TASK DETAILS: Look through the listing and locate every line containing the word "this"; copy those lines.

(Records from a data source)
☆ ☆ ☆
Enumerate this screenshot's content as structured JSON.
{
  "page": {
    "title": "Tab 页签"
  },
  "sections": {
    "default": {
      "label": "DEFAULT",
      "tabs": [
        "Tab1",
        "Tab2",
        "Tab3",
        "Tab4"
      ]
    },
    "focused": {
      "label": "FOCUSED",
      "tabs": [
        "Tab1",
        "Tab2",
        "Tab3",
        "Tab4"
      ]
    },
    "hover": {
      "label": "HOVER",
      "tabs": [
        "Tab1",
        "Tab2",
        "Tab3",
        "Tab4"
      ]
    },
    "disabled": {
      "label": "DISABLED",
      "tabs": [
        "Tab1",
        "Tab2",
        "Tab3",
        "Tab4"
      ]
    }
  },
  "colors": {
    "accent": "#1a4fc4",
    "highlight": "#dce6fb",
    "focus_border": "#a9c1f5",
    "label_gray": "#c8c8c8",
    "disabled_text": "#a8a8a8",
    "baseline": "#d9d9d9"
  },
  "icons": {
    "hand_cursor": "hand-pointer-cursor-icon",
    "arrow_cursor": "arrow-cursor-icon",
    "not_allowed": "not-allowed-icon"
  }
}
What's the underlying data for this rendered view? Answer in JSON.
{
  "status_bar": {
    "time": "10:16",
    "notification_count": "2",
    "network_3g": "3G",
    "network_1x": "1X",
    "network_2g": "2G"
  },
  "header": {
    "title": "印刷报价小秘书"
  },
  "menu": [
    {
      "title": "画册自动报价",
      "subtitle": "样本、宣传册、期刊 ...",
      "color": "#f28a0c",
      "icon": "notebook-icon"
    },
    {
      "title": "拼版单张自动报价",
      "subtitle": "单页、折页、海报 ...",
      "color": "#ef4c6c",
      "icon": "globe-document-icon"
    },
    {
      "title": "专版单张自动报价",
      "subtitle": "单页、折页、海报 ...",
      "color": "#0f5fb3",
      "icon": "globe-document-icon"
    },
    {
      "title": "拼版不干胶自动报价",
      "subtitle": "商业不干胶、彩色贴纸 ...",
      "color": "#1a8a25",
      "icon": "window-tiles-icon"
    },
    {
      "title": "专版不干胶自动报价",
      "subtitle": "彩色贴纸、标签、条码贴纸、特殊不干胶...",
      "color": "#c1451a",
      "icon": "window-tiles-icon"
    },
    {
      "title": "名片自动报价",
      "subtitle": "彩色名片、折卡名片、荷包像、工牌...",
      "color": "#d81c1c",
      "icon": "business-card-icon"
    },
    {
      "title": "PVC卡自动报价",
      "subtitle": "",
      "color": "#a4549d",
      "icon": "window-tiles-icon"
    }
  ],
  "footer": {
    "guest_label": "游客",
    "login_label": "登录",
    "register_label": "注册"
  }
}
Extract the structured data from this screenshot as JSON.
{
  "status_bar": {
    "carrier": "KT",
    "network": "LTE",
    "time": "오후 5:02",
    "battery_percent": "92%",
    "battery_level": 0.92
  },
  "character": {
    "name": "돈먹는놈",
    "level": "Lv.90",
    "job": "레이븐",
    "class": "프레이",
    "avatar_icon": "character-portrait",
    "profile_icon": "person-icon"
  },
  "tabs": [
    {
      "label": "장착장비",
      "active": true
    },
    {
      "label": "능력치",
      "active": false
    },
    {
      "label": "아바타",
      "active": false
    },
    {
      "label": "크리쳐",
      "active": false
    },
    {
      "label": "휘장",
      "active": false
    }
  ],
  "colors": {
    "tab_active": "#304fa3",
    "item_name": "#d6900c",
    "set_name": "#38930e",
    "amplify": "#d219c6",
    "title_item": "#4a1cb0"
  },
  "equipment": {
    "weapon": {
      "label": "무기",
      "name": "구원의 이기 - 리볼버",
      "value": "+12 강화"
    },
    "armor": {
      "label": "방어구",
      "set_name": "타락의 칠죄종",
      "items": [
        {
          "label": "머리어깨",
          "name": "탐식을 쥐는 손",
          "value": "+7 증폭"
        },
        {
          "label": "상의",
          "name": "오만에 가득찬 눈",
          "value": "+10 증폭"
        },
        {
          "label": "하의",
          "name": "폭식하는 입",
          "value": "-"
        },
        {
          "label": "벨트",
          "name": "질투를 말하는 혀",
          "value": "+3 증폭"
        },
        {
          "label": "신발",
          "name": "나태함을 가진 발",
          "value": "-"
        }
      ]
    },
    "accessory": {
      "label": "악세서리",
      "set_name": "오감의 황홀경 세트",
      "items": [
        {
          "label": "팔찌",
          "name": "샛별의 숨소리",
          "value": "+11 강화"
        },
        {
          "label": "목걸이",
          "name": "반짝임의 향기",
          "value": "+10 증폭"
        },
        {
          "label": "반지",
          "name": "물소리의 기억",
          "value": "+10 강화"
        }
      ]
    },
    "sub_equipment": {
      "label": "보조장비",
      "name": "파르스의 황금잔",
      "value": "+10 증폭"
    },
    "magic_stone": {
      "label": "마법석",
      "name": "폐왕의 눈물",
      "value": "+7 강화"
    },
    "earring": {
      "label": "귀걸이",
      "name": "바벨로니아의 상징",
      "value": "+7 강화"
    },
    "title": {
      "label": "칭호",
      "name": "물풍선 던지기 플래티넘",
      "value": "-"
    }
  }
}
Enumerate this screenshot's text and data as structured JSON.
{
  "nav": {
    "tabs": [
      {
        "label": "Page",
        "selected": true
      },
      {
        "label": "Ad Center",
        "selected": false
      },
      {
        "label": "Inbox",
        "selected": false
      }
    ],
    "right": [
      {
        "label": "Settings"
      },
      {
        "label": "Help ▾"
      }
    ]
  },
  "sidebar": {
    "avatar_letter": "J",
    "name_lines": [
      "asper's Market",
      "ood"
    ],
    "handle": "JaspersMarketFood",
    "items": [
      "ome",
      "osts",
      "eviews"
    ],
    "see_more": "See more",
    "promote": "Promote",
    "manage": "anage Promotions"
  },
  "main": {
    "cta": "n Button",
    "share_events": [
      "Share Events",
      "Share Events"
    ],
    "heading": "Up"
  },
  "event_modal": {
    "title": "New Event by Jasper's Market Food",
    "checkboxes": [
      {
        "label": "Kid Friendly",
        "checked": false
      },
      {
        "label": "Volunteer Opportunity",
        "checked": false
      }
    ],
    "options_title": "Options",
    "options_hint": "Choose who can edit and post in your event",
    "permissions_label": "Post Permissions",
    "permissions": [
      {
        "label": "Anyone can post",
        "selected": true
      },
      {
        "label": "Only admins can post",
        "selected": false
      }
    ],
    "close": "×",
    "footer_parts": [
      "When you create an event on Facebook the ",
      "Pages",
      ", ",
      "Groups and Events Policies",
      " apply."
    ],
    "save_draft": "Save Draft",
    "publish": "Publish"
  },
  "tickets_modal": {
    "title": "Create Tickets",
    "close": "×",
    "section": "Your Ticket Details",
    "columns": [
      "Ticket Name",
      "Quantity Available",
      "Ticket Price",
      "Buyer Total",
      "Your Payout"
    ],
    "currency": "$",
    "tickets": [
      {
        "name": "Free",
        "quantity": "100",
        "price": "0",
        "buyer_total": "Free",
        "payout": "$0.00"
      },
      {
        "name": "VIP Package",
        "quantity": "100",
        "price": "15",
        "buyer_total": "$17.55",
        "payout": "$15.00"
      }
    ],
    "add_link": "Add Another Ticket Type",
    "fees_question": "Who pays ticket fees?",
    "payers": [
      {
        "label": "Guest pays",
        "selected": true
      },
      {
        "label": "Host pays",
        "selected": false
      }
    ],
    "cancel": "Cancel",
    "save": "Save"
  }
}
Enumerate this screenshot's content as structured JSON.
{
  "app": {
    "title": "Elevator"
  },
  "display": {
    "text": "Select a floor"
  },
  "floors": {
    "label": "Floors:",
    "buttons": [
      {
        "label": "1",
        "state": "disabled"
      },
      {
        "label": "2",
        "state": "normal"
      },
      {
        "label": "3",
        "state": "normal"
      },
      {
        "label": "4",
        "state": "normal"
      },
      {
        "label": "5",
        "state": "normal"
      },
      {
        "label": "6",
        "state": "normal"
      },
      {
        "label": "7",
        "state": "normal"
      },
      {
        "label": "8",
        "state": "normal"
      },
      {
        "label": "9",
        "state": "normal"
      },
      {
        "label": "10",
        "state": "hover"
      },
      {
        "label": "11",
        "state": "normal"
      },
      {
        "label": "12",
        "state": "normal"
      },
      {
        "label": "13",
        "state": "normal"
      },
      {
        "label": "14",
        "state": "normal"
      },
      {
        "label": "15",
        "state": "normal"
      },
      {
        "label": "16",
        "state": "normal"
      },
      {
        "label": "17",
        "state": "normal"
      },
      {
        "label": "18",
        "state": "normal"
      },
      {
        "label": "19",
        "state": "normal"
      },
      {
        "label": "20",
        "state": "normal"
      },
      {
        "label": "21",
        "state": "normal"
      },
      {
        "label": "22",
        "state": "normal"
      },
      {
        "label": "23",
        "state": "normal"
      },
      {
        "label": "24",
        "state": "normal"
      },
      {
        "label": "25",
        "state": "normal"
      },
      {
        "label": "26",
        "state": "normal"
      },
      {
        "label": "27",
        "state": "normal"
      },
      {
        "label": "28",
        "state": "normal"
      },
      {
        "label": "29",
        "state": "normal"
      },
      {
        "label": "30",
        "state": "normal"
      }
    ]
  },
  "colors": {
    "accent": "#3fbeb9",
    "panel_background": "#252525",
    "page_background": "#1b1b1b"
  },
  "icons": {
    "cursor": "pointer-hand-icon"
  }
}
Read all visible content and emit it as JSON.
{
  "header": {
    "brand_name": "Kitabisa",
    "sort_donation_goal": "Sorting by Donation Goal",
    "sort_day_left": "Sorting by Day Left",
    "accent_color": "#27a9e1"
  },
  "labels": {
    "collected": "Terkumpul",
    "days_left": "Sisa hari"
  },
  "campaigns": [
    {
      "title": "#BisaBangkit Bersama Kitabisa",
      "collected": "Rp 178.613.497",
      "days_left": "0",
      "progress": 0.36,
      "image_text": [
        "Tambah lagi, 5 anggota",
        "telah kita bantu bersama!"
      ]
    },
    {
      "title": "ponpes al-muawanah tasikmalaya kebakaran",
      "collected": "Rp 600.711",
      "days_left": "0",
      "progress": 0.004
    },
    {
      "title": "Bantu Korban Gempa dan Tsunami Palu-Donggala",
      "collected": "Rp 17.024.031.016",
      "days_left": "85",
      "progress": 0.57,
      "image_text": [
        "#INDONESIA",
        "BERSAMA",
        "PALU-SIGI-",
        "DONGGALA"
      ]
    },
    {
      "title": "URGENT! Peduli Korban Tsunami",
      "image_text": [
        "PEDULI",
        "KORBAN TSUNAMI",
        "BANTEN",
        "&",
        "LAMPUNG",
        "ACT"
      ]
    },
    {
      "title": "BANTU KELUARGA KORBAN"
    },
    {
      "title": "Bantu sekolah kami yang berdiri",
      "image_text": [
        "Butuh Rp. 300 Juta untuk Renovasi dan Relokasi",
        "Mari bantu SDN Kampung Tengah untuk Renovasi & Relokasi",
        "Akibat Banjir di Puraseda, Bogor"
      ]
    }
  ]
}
☆ ☆ ☆
EXERCISE SOLUTION:
Enumerate this screenshot's content as structured JSON.
What's the underlying data for this rendered view? Answer in JSON.
Extract the structured data from this screenshot as JSON.
Enumerate this screenshot's text and data as structured JSON.
Enumerate this screenshot's content as structured JSON.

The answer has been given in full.